Provided information>
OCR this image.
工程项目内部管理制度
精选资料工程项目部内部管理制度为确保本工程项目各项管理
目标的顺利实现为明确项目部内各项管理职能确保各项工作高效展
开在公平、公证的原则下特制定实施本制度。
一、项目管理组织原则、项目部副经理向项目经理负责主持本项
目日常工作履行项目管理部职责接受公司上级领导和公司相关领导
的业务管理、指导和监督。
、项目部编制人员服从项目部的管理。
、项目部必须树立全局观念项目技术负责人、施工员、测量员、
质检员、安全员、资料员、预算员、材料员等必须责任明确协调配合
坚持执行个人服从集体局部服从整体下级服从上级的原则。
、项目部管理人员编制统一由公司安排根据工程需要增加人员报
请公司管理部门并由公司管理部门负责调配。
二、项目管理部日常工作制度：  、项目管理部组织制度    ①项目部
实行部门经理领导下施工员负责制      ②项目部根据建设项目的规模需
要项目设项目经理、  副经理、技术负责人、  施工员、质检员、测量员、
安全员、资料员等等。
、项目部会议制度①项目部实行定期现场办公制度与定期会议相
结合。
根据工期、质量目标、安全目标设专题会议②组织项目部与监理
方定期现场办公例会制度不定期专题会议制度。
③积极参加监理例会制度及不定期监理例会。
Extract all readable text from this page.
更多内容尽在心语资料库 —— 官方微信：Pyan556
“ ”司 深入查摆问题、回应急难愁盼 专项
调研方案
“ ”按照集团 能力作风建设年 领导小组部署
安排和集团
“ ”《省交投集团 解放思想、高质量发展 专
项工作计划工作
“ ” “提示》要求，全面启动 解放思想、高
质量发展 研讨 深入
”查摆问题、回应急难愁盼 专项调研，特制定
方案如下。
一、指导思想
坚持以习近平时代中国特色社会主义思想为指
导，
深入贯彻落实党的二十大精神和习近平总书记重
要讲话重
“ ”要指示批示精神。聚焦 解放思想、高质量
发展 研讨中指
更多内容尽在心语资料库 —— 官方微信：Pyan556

Directive>
State the count of lines holding the string "this" in the listing above, and nothing else.

Task answer>
2